_PASSAGE PROVIDED_.
Ty Simpson

No. 15 – Los Angeles Rams
- Position: Quarterback
- Roster status: Active

Personal information
- Born: December 21, 2002 (age 23)
- Listed height: 6 ft 1 in (1.85 m)
- Listed weight: 211 lb (96 kg)

Career information
- High school: Westview (Martin, Tennessee)
- College: Alabama (2022–2025)
- NFL draft: 2026: 1st round, 13th overall pick

Career history
- Los Angeles Rams (2026–present);

Awards and highlights
- Second-team All-SEC (2025);
- Stats at Pro Football Reference

= Ty Simpson =

American football player (born 2002)

Tyler Simpson (born December 21, 2002) is an American professional football quarterback for the Los Angeles Rams of the National Football League (NFL). He played college football for the Alabama Crimson Tide and was selected by the Rams in the first round of the 2026 NFL draft.

==Early life==
Tyler Simpson was born on December 21, 2002, and grew up in Martin, Tennessee, where he attended Westview High School. He passed for 1,888 yards and 20 touchdowns while also rushing for 311 yards and seven touchdowns as a junior. As a senior, Simpson was named the Tennessee Gatorade Player of the Year after passing for 2,827 yards and 41 touchdowns against three interceptions while rushing 92 times for 862 yards and 11 touchdowns as Westview won the 2A Tennessee State Championship. He was rated a five-star recruit and committed to play college football at Alabama after considering offers from Clemson, Ole Miss, and Tennessee.

_LISTED ENTRIES_.
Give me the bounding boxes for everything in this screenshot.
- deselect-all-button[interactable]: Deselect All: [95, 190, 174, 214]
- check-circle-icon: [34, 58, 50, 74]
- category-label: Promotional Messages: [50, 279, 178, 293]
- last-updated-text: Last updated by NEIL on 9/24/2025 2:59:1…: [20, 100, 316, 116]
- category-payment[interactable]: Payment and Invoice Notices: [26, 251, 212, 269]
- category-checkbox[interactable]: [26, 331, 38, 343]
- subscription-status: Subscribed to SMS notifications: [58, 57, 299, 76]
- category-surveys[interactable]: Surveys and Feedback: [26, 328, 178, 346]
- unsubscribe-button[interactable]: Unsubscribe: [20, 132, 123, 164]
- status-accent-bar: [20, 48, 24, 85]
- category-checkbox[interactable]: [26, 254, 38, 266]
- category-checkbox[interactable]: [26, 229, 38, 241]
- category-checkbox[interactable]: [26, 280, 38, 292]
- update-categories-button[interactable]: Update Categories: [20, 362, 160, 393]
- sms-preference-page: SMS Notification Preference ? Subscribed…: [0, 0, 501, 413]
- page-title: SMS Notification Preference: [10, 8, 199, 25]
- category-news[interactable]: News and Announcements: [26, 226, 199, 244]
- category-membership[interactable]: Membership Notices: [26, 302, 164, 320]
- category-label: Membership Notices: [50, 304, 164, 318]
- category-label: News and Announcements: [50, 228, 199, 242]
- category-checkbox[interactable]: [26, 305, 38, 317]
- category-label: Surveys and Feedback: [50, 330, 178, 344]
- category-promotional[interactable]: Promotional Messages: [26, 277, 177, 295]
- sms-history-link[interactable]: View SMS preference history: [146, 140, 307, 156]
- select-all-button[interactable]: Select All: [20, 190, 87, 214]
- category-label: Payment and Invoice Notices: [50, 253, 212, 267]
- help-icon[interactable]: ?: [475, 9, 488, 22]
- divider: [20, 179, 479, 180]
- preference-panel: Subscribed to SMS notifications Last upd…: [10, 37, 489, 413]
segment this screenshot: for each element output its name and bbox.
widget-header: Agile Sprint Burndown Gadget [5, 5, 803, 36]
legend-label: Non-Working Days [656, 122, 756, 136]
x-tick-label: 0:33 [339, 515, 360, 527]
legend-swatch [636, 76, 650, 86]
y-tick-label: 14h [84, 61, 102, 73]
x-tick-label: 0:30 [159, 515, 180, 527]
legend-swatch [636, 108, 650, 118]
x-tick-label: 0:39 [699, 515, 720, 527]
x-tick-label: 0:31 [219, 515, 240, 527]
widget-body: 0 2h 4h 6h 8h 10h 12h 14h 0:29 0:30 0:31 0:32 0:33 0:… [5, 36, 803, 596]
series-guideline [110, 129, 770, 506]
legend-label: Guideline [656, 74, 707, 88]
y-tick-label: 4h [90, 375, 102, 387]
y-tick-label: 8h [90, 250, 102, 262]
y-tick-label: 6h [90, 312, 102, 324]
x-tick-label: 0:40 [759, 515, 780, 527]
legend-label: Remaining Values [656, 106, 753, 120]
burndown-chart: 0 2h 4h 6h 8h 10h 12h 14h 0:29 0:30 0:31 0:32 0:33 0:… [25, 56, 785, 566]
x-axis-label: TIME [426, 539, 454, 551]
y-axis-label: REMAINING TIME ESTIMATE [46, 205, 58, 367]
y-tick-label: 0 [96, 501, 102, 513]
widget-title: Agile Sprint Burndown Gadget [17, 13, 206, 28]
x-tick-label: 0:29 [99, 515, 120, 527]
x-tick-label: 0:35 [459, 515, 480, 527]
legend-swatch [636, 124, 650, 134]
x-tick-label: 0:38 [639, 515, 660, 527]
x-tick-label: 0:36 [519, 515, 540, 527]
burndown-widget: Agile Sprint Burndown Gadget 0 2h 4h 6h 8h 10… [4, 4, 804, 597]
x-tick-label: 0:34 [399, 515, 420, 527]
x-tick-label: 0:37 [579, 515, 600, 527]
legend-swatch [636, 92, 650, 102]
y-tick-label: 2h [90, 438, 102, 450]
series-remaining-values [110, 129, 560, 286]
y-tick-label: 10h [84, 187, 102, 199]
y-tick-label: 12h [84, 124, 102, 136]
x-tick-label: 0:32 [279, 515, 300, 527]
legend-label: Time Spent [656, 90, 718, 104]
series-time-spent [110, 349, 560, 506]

_YOUR TASKS_.
A. According to the Ty Simpson article, which high school did he attend?
B. Continue the Ty Simpson article from where it stops.

_RESPONSES BY ITEM NUMBER_.
A. Westview High School in Martin, Tennessee.

B.
==College career==
Simpson joined the Alabama Crimson Tide as an early enrollee in January 2022. He made his college debut in the season opener against Utah State, completing one of two pass attempts towards the end of a 55–0 win. Simpson played in four games during his true freshman year while redshirting the season. For the next two seasons, Simpson played in six games each as backup to starting quarterback Jalen Milroe. As a redshirt freshman, Simpson completed 11 of 20 passes for 179 yards while rushing the ball 14 times for 86 yards and scoring two touchdowns. Simpson completed 14 of 25 passes for 167 yards with eight rushes for 44 yards and a TD as a redshirt sophomore. He committed no turnovers either season.

On August 11, 2025, Simpson was named the starting quarterback for the Alabama Crimson Tide for the 2025 season. He completed 305 of 473 passes for 3,567 yards, 28 touchdowns, and five interceptions on the season. He led Alabama to an 11–4 record and advanced to the 2025–26 College Football Playoff quarterfinals, losing the 2026 Rose Bowl to the Indiana Hoosiers, 38–3. On January 7, 2026, Simpson declared for the 2026 NFL draft.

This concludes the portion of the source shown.